Omit every picture and output the rest of the records exactly as they are.

-=-=-

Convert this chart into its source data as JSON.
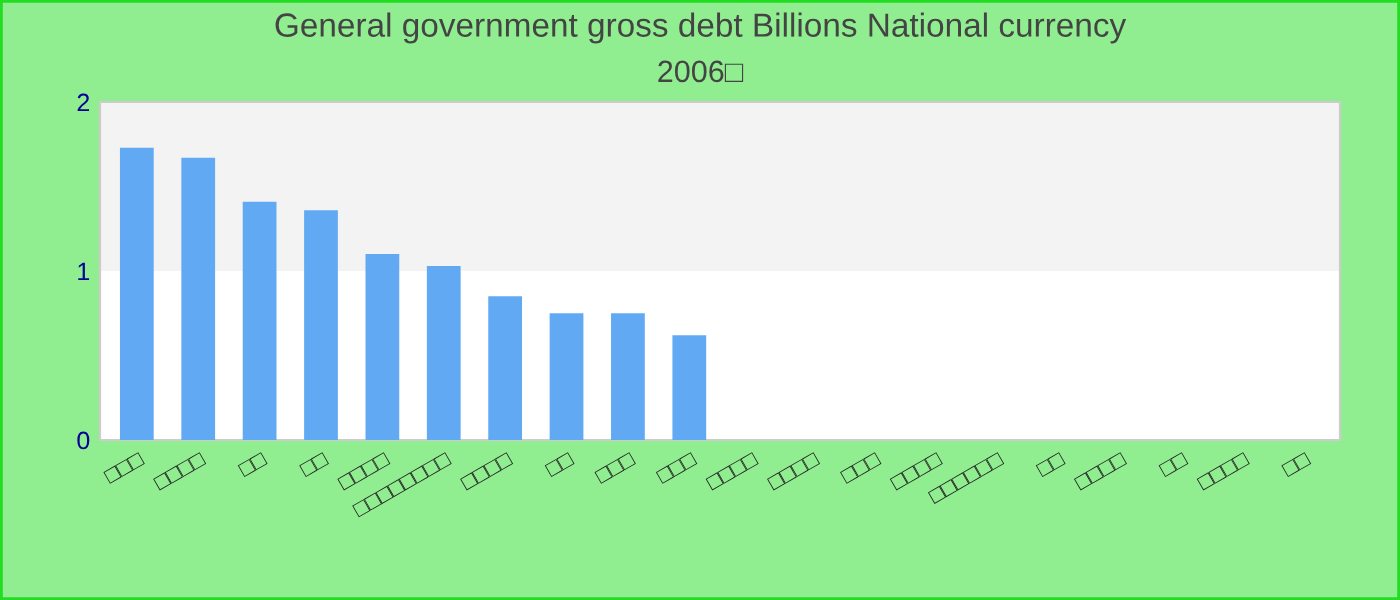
{
  "chart_data": {
    "type": "bar",
    "title": "General government gross debt Billions National currency",
    "subtitle": "2006□",
    "categories": [
      "□□□",
      "□□□□",
      "□□",
      "□□",
      "□□□□",
      "□□□□□□□□",
      "□□□□",
      "□□",
      "□□□",
      "□□□",
      "□□□□",
      "□□□□",
      "□□□",
      "□□□□",
      "□□□□□□",
      "□□",
      "□□□□",
      "□□",
      "□□□□",
      "□□"
    ],
    "values": [
      1.73,
      1.67,
      1.41,
      1.36,
      1.1,
      1.03,
      0.85,
      0.75,
      0.75,
      0.62,
      null,
      null,
      null,
      null,
      null,
      null,
      null,
      null,
      null,
      null
    ],
    "color": "#62a9f4",
    "ylim": [
      0,
      2
    ],
    "yticks": [
      0,
      1,
      2
    ],
    "bands": [
      {
        "axis": "y",
        "from": 1,
        "to": 2,
        "color": "#f3f3f3"
      }
    ]
  }
}
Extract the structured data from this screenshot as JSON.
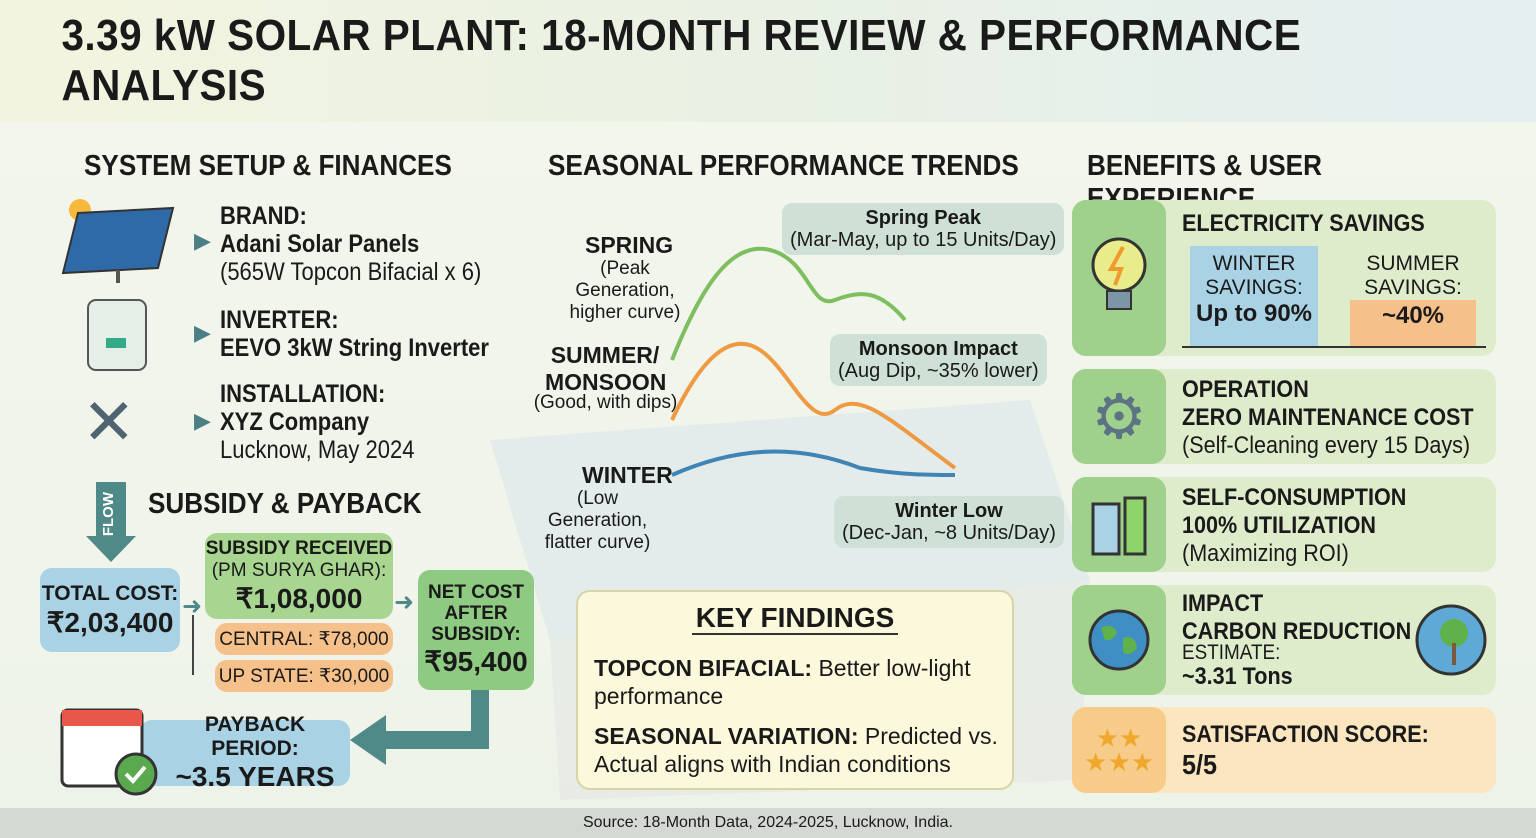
{
  "title": "3.39 kW SOLAR PLANT: 18-MONTH REVIEW & PERFORMANCE ANALYSIS",
  "setup": {
    "heading": "SYSTEM SETUP & FINANCES",
    "brand": {
      "label": "BRAND:",
      "value": "Adani Solar Panels",
      "detail": "(565W Topcon Bifacial x 6)"
    },
    "inverter": {
      "label": "INVERTER:",
      "value": "EEVO 3kW String Inverter"
    },
    "installation": {
      "label": "INSTALLATION:",
      "value": "XYZ Company",
      "detail": "Lucknow, May 2024"
    }
  },
  "subsidy": {
    "heading": "SUBSIDY & PAYBACK",
    "flow": "FLOW",
    "total_label": "TOTAL COST:",
    "total_value": "₹2,03,400",
    "received_label": "SUBSIDY RECEIVED",
    "received_sub": "(PM SURYA GHAR):",
    "received_value": "₹1,08,000",
    "central": "CENTRAL: ₹78,000",
    "state": "UP STATE: ₹30,000",
    "net_label": "NET COST AFTER SUBSIDY:",
    "net_value": "₹95,400",
    "payback_label": "PAYBACK PERIOD:",
    "payback_value": "~3.5 YEARS"
  },
  "seasonal": {
    "heading": "SEASONAL PERFORMANCE TRENDS",
    "spring": {
      "label": "SPRING",
      "desc": "(Peak Generation, higher curve)"
    },
    "summer": {
      "label": "SUMMER/ MONSOON",
      "desc": "(Good, with dips)"
    },
    "winter": {
      "label": "WINTER",
      "desc": "(Low Generation, flatter curve)"
    },
    "callouts": {
      "spring_title": "Spring Peak",
      "spring_detail": "(Mar-May, up to 15 Units/Day)",
      "monsoon_title": "Monsoon Impact",
      "monsoon_detail": "(Aug Dip, ~35% lower)",
      "winter_title": "Winter Low",
      "winter_detail": "(Dec-Jan, ~8 Units/Day)"
    },
    "colors": {
      "spring": "#7dbf5e",
      "summer": "#ee9a42",
      "winter": "#3f84b5"
    }
  },
  "findings": {
    "heading": "KEY FINDINGS",
    "items": [
      {
        "label": "TOPCON BIFACIAL:",
        "text": "Better low-light performance"
      },
      {
        "label": "SEASONAL VARIATION:",
        "text": "Predicted vs. Actual aligns with Indian conditions"
      }
    ]
  },
  "benefits": {
    "heading": "BENEFITS & USER EXPERIENCE",
    "savings": {
      "title": "ELECTRICITY SAVINGS",
      "winter_label": "WINTER SAVINGS:",
      "winter_value": "Up to 90%",
      "summer_label": "SUMMER SAVINGS:",
      "summer_value": "~40%"
    },
    "operation": {
      "title": "OPERATION",
      "subtitle": "ZERO MAINTENANCE COST",
      "detail": "(Self-Cleaning every 15 Days)"
    },
    "consumption": {
      "title": "SELF-CONSUMPTION",
      "subtitle": "100% UTILIZATION",
      "detail": "(Maximizing ROI)"
    },
    "impact": {
      "title": "IMPACT",
      "subtitle": "CARBON REDUCTION",
      "detail": "ESTIMATE:",
      "value": "~3.31 Tons"
    },
    "satisfaction": {
      "title": "SATISFACTION SCORE:",
      "value": "5/5"
    }
  },
  "footer": "Source: 18-Month Data, 2024-2025, Lucknow, India."
}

-=-=-

Worked answer:
Convert this chart into its source data as JSON.
{
  "chart_data": {
    "type": "bar",
    "title": "General government gross debt Billions National currency",
    "subtitle": "2006□",
    "categories": [
      "□□□",
      "□□□□",
      "□□",
      "□□",
      "□□□□",
      "□□□□□□□□",
      "□□□□",
      "□□",
      "□□□",
      "□□□",
      "□□□□",
      "□□□□",
      "□□□",
      "□□□□",
      "□□□□□□",
      "□□",
      "□□□□",
      "□□",
      "□□□□",
      "□□"
    ],
    "values": [
      1.73,
      1.67,
      1.41,
      1.36,
      1.1,
      1.03,
      0.85,
      0.75,
      0.75,
      0.62,
      null,
      null,
      null,
      null,
      null,
      null,
      null,
      null,
      null,
      null
    ],
    "color": "#62a9f4",
    "ylim": [
      0,
      2
    ],
    "yticks": [
      0,
      1,
      2
    ],
    "bands": [
      {
        "axis": "y",
        "from": 1,
        "to": 2,
        "color": "#f3f3f3"
      }
    ]
  }
}
Extract the structured data from this screenshot as JSON.
{
  "title": "3.39 kW SOLAR PLANT: 18-MONTH REVIEW & PERFORMANCE ANALYSIS",
  "setup": {
    "heading": "SYSTEM SETUP & FINANCES",
    "brand": {
      "label": "BRAND:",
      "value": "Adani Solar Panels",
      "detail": "(565W Topcon Bifacial x 6)"
    },
    "inverter": {
      "label": "INVERTER:",
      "value": "EEVO 3kW String Inverter"
    },
    "installation": {
      "label": "INSTALLATION:",
      "value": "XYZ Company",
      "detail": "Lucknow, May 2024"
    }
  },
  "subsidy": {
    "heading": "SUBSIDY & PAYBACK",
    "flow": "FLOW",
    "total_label": "TOTAL COST:",
    "total_value": "₹2,03,400",
    "received_label": "SUBSIDY RECEIVED",
    "received_sub": "(PM SURYA GHAR):",
    "received_value": "₹1,08,000",
    "central": "CENTRAL: ₹78,000",
    "state": "UP STATE: ₹30,000",
    "net_label": "NET COST AFTER SUBSIDY:",
    "net_value": "₹95,400",
    "payback_label": "PAYBACK PERIOD:",
    "payback_value": "~3.5 YEARS"
  },
  "seasonal": {
    "heading": "SEASONAL PERFORMANCE TRENDS",
    "spring": {
      "label": "SPRING",
      "desc": "(Peak Generation, higher curve)"
    },
    "summer": {
      "label": "SUMMER/ MONSOON",
      "desc": "(Good, with dips)"
    },
    "winter": {
      "label": "WINTER",
      "desc": "(Low Generation, flatter curve)"
    },
    "callouts": {
      "spring_title": "Spring Peak",
      "spring_detail": "(Mar-May, up to 15 Units/Day)",
      "monsoon_title": "Monsoon Impact",
      "monsoon_detail": "(Aug Dip, ~35% lower)",
      "winter_title": "Winter Low",
      "winter_detail": "(Dec-Jan, ~8 Units/Day)"
    },
    "colors": {
      "spring": "#7dbf5e",
      "summer": "#ee9a42",
      "winter": "#3f84b5"
    }
  },
  "findings": {
    "heading": "KEY FINDINGS",
    "items": [
      {
        "label": "TOPCON BIFACIAL:",
        "text": "Better low-light performance"
      },
      {
        "label": "SEASONAL VARIATION:",
        "text": "Predicted vs. Actual aligns with Indian conditions"
      }
    ]
  },
  "benefits": {
    "heading": "BENEFITS & USER EXPERIENCE",
    "savings": {
      "title": "ELECTRICITY SAVINGS",
      "winter_label": "WINTER SAVINGS:",
      "winter_value": "Up to 90%",
      "summer_label": "SUMMER SAVINGS:",
      "summer_value": "~40%"
    },
    "operation": {
      "title": "OPERATION",
      "subtitle": "ZERO MAINTENANCE COST",
      "detail": "(Self-Cleaning every 15 Days)"
    },
    "consumption": {
      "title": "SELF-CONSUMPTION",
      "subtitle": "100% UTILIZATION",
      "detail": "(Maximizing ROI)"
    },
    "impact": {
      "title": "IMPACT",
      "subtitle": "CARBON REDUCTION",
      "detail": "ESTIMATE:",
      "value": "~3.31 Tons"
    },
    "satisfaction": {
      "title": "SATISFACTION SCORE:",
      "value": "5/5"
    }
  },
  "footer": "Source: 18-Month Data, 2024-2025, Lucknow, India."
}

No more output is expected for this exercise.